[Dataset excerpts]
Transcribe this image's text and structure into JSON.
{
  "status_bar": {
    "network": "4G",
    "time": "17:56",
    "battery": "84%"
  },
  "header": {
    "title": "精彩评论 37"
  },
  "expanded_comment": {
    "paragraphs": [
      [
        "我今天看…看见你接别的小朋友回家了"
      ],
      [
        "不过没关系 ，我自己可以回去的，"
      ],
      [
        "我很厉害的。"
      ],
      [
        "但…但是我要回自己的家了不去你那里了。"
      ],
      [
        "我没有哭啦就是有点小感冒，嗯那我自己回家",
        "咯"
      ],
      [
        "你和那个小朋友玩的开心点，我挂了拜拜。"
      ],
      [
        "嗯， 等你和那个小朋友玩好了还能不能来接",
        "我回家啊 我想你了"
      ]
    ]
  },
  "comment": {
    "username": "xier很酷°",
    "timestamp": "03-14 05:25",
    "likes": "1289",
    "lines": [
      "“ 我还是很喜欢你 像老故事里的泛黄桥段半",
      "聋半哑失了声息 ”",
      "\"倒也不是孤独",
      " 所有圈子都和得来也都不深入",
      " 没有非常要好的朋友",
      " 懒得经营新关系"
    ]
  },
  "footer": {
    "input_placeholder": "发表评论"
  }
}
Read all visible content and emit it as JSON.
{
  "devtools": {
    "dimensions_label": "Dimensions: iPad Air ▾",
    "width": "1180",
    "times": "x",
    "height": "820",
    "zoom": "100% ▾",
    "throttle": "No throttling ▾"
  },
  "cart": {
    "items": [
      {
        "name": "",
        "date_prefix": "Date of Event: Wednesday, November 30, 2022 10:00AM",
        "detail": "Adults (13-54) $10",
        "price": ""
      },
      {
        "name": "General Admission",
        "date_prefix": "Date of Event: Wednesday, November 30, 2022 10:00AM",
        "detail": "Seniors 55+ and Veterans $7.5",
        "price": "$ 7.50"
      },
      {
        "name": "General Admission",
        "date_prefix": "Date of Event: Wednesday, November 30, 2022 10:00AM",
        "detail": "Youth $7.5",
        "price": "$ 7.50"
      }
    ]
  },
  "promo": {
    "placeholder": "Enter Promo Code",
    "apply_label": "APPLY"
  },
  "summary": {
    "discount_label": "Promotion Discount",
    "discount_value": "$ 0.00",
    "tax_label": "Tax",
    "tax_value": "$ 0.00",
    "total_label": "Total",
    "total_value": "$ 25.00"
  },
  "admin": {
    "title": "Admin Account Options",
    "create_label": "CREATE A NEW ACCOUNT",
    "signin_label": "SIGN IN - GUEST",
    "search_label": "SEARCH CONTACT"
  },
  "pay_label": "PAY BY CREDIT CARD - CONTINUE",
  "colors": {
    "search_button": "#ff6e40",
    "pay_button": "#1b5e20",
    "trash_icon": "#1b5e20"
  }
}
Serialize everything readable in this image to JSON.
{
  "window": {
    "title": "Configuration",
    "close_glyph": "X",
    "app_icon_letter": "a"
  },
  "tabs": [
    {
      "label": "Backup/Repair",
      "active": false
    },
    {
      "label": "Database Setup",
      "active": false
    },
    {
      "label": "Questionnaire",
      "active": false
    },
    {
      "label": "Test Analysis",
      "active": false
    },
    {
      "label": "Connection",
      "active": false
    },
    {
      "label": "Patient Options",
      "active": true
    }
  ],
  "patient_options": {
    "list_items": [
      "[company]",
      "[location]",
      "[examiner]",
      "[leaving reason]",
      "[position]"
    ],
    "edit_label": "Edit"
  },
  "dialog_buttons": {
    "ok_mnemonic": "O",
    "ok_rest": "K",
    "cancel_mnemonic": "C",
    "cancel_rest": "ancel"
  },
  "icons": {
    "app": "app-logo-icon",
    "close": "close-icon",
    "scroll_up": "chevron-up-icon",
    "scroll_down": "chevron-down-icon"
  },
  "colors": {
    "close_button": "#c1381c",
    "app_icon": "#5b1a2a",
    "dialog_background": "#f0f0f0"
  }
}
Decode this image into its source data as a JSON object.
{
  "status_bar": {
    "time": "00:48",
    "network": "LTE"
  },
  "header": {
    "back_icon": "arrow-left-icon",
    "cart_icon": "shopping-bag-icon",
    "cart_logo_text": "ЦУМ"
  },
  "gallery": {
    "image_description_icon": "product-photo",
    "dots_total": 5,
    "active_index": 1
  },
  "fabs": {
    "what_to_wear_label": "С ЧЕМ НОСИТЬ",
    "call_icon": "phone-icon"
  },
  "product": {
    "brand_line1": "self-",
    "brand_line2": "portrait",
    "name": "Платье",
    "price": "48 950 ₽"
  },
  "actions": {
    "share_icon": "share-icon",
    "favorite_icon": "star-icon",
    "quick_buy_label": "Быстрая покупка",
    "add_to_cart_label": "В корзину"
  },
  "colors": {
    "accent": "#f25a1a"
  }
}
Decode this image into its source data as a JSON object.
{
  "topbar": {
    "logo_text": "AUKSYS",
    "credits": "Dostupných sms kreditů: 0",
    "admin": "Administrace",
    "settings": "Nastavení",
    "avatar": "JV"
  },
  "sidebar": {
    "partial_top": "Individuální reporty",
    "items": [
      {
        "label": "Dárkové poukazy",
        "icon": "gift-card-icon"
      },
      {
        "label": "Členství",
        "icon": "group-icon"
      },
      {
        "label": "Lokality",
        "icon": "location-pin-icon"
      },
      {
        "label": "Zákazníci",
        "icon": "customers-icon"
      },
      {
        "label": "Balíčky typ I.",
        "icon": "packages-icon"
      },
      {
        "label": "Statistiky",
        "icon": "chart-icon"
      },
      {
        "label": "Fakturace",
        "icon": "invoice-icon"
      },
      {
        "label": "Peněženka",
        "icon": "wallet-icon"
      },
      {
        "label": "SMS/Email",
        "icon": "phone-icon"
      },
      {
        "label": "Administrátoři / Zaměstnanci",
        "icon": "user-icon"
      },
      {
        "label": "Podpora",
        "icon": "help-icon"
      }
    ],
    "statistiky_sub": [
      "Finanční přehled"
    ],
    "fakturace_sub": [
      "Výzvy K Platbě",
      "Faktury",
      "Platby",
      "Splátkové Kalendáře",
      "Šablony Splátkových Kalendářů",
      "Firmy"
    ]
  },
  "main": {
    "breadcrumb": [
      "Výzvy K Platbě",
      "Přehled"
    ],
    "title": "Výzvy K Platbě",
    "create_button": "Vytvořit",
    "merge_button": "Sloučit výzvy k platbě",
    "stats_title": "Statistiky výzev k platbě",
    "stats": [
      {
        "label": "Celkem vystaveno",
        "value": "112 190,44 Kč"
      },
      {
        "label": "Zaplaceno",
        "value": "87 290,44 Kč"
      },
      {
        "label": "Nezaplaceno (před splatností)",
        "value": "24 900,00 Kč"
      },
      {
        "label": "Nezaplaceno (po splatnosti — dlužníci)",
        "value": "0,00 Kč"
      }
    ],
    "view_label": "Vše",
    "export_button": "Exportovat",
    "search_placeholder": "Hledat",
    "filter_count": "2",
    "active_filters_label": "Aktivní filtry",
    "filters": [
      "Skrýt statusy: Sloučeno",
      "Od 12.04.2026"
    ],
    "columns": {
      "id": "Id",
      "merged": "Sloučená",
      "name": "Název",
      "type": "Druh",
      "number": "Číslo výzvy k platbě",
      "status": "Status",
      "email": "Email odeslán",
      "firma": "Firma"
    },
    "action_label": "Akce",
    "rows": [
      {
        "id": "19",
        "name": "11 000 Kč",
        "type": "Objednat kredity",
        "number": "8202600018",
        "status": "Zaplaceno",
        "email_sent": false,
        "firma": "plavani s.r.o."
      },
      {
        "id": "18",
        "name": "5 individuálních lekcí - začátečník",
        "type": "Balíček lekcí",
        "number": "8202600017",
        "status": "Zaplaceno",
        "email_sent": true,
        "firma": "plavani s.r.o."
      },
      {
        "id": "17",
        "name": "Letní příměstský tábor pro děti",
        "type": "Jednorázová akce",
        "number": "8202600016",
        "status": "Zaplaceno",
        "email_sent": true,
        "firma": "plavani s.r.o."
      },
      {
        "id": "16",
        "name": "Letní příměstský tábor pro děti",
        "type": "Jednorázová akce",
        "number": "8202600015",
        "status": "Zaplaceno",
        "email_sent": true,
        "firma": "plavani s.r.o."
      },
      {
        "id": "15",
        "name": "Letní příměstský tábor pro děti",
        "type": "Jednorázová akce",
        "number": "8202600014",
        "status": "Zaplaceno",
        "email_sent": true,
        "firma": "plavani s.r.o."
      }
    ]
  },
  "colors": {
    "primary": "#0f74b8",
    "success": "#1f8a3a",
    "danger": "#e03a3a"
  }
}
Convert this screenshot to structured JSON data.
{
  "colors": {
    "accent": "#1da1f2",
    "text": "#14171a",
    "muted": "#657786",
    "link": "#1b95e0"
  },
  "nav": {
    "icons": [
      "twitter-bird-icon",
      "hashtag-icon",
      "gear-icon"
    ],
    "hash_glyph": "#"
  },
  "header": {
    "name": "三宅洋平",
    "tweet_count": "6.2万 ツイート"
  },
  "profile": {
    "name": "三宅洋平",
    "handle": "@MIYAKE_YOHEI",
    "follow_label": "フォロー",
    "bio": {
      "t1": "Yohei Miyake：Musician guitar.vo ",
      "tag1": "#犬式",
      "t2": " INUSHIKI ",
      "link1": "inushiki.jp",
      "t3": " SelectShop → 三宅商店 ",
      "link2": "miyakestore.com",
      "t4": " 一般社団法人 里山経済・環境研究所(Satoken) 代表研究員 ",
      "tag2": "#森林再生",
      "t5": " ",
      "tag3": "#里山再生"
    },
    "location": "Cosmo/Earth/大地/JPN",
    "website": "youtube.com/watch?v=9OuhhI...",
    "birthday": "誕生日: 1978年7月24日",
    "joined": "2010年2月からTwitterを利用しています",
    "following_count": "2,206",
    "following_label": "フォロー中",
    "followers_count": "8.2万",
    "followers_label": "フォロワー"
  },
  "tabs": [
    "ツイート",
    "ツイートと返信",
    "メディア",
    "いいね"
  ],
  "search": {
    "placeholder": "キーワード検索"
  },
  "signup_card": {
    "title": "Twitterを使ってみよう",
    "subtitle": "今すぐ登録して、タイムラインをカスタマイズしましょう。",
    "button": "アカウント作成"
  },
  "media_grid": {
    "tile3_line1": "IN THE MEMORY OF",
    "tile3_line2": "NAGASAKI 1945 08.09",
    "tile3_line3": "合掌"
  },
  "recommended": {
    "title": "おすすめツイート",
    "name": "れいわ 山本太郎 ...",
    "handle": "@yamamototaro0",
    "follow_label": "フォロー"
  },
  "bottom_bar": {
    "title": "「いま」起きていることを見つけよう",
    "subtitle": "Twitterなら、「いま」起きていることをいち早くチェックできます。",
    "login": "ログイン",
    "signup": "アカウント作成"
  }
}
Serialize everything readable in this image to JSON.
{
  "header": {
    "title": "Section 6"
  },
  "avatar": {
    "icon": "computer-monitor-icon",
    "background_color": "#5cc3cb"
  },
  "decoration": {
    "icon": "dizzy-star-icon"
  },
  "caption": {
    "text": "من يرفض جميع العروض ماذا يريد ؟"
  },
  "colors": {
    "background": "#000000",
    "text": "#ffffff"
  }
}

Task prompt:
Look for the word "handle" in every line of the listing and copy the lines that have it.

Exercise answer:
    "handle": "@MIYAKE_YOHEI",
    "handle": "@yamamototaro0",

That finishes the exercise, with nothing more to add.